**GIVEN REQUEST**. In the material below, list every line carrying the string "occurred".

**INFORMATION SUPPLIED**.
▬▬▬
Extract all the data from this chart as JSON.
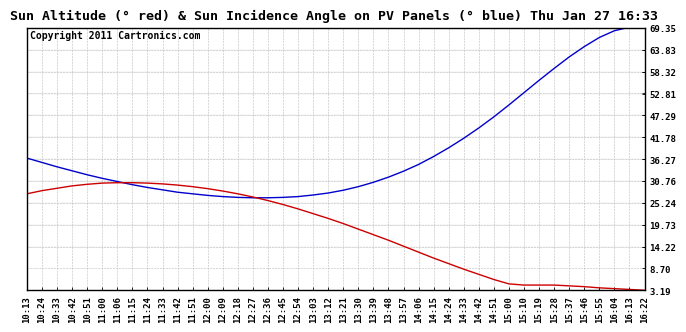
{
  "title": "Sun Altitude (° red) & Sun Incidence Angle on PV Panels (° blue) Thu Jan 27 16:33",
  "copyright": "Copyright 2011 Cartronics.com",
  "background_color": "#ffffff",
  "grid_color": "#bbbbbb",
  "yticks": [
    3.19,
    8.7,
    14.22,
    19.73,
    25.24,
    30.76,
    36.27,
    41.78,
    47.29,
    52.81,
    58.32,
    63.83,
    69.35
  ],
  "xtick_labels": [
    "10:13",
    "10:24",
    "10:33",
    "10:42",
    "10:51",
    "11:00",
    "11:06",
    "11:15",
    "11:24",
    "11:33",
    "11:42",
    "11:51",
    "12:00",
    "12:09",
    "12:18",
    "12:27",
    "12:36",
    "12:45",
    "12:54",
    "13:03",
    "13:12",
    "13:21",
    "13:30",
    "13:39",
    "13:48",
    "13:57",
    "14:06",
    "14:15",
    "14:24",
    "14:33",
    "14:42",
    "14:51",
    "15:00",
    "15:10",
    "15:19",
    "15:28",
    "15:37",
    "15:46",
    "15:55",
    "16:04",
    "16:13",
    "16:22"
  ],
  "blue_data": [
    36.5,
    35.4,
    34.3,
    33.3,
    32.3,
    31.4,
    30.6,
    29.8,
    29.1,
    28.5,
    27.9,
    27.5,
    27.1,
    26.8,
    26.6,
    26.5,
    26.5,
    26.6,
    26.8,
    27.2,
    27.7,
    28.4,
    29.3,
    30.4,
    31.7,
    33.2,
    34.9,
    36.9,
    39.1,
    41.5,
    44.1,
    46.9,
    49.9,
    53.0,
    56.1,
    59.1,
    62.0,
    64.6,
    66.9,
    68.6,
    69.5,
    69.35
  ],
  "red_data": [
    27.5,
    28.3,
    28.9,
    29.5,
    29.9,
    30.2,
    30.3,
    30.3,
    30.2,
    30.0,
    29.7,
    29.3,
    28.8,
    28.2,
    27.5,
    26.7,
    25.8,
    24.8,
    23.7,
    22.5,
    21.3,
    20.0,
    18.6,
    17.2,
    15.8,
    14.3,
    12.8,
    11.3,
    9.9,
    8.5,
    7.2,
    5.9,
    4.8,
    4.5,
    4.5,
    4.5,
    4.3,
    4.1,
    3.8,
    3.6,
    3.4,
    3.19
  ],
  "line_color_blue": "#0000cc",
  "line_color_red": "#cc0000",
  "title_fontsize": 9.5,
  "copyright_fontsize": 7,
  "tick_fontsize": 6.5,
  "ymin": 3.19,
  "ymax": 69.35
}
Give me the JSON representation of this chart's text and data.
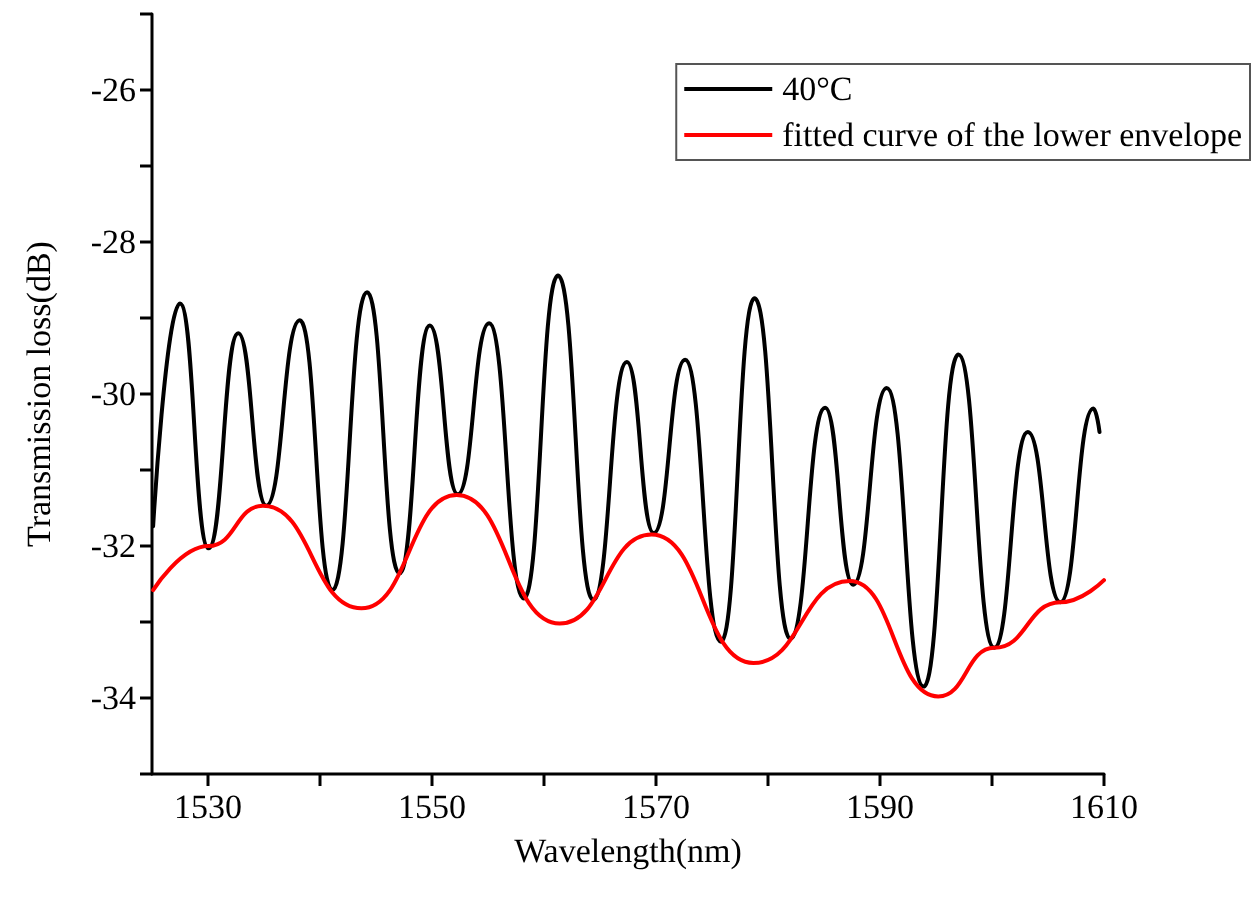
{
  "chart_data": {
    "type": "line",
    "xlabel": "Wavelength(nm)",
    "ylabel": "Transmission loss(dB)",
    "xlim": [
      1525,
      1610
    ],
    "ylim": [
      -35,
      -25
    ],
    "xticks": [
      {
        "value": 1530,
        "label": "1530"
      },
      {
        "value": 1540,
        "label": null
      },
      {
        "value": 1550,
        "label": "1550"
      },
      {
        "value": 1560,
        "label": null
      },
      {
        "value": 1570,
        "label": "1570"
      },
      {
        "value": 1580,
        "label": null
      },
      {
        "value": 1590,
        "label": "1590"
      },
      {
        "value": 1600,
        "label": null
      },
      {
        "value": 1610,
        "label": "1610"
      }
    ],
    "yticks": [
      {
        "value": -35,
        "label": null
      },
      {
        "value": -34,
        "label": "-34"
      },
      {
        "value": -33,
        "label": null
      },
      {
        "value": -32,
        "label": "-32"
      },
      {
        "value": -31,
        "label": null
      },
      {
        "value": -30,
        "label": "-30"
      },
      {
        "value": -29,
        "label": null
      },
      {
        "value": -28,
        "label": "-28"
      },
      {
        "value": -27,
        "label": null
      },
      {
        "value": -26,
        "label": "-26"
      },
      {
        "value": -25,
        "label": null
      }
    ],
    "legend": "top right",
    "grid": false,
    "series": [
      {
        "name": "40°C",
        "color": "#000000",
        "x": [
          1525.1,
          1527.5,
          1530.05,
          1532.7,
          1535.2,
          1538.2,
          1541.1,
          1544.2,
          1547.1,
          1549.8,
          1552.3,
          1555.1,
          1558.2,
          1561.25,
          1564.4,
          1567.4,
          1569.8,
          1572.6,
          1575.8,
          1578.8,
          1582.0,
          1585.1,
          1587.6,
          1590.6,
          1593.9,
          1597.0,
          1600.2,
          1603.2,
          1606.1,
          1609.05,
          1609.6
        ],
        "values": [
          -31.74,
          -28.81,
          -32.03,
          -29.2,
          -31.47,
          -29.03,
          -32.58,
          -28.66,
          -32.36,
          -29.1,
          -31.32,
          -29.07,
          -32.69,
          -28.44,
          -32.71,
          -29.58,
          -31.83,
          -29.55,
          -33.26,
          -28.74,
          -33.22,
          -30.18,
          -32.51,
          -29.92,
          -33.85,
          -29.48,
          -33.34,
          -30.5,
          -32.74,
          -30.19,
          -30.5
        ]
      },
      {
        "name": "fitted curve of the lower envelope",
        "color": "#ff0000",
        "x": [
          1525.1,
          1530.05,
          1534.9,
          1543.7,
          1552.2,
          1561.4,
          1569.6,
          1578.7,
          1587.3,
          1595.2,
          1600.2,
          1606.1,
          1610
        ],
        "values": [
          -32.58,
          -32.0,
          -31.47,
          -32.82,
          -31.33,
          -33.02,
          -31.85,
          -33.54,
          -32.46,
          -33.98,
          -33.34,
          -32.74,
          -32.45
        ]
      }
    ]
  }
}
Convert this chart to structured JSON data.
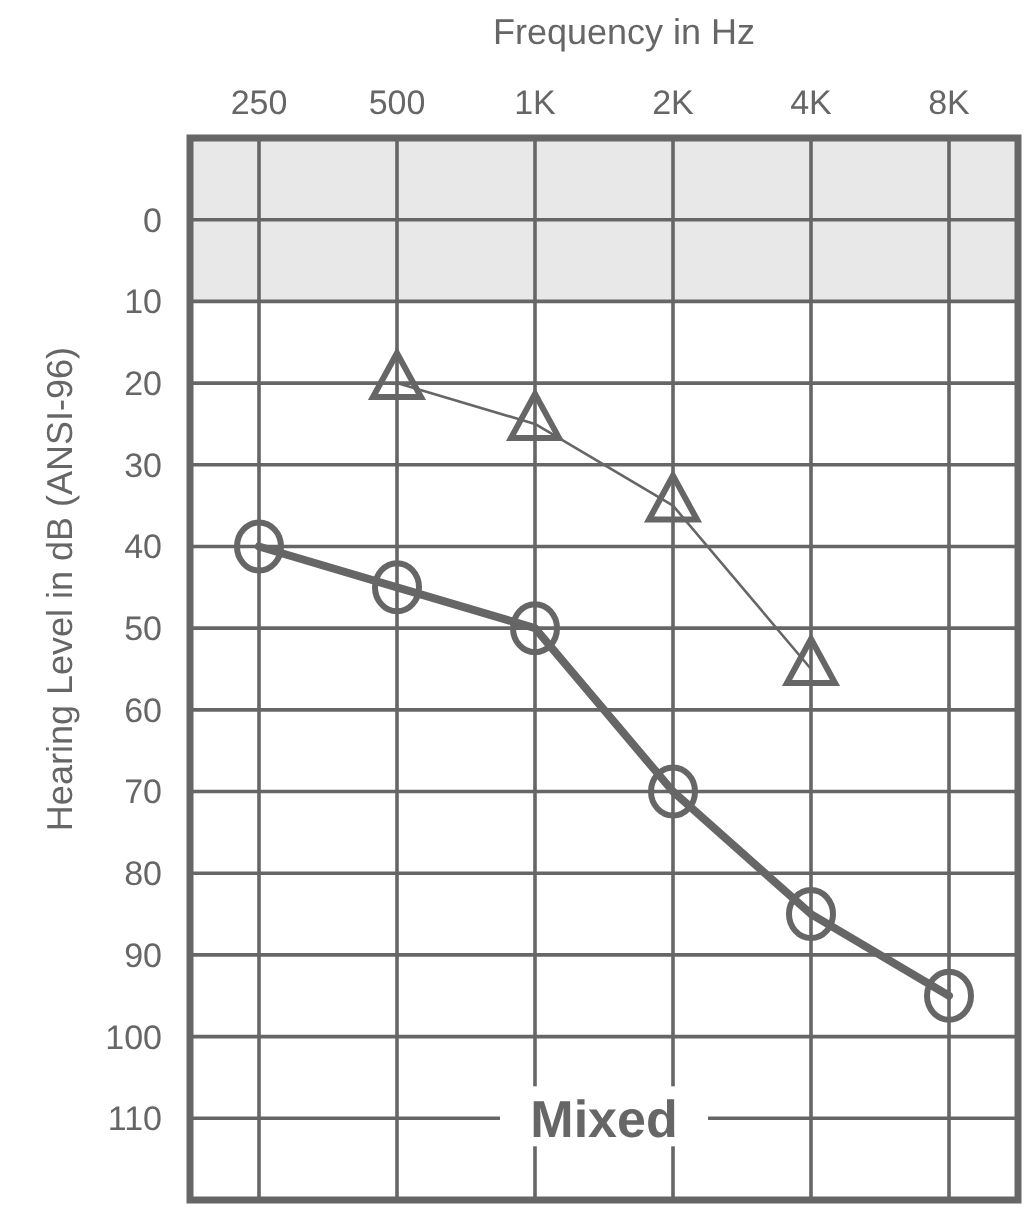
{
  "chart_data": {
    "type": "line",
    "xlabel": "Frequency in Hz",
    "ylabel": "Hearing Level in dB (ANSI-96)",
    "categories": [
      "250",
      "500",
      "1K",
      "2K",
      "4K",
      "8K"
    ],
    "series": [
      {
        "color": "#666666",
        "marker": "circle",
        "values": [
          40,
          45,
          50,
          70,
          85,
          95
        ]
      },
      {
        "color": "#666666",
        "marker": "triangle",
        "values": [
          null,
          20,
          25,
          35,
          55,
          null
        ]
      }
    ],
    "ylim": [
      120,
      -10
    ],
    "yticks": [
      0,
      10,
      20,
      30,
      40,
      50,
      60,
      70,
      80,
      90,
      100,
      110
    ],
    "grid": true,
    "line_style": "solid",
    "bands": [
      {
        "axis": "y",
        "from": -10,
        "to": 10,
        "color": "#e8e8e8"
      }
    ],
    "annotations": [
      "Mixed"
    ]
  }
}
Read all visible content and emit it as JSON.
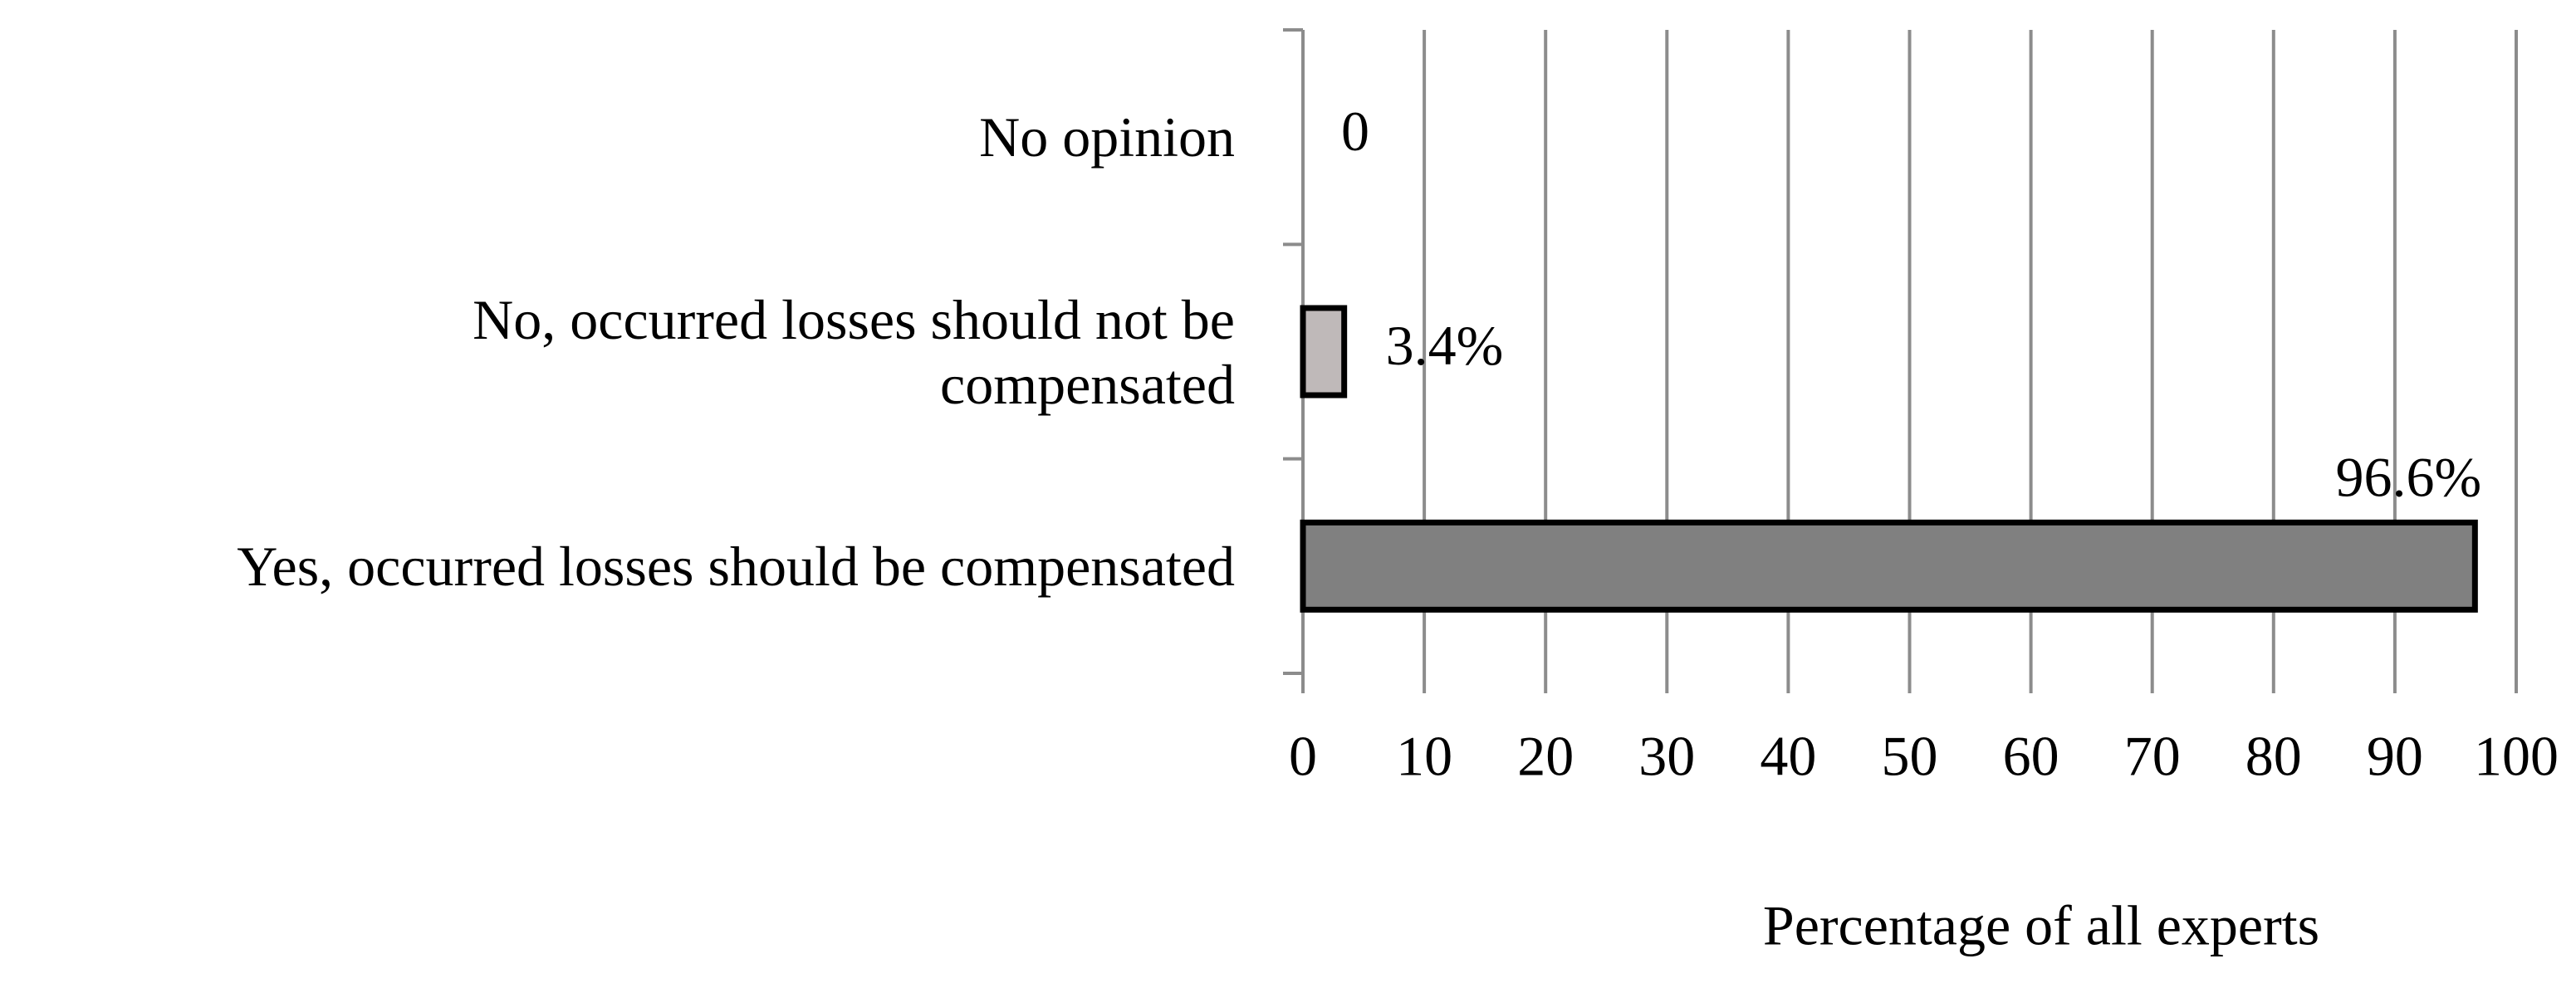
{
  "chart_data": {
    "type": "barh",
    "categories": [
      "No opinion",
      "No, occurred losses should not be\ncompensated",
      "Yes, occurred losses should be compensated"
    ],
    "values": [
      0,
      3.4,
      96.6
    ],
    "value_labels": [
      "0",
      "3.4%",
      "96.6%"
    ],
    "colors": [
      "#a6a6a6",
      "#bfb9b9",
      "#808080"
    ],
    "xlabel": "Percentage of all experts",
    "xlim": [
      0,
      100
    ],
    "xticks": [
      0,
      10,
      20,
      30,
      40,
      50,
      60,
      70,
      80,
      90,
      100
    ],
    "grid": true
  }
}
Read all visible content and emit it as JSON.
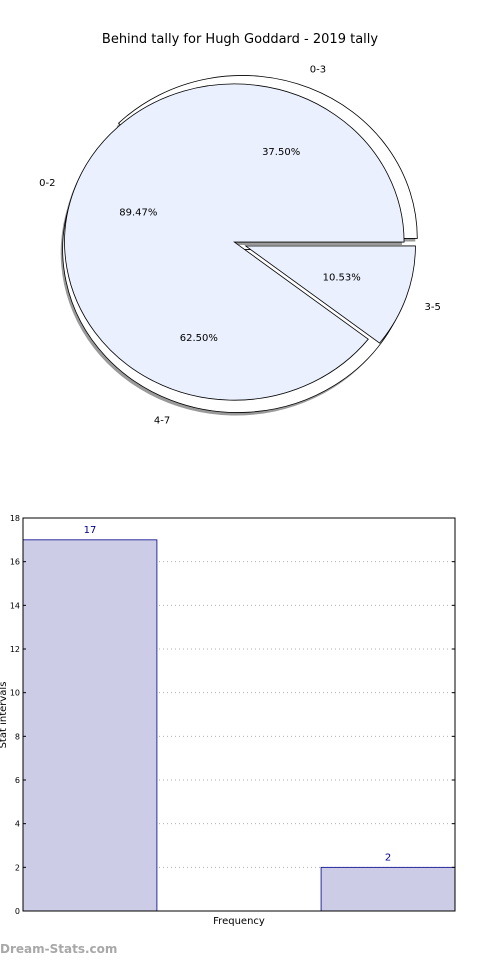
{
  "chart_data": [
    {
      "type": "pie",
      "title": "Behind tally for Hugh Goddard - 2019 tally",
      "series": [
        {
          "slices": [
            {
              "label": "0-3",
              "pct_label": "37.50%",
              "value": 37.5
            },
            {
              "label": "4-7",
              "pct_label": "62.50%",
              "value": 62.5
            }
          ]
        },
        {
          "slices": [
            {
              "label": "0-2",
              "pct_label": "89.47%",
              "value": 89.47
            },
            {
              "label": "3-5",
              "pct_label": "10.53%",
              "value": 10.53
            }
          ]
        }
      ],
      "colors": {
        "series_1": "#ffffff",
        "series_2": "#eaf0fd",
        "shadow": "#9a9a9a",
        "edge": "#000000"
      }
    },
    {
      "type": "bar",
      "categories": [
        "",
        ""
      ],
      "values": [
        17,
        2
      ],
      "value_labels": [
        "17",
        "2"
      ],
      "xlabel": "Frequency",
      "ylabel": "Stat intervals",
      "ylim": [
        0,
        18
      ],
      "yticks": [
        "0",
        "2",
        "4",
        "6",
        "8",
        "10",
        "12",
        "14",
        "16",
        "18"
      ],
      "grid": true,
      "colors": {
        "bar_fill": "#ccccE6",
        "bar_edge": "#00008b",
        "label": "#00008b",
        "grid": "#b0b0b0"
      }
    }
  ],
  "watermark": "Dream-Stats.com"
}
▬▬▬
**WRITTEN ANSWER**.
      "No, occurred losses should not be\ncompensated",
      "Yes, occurred losses should be compensated"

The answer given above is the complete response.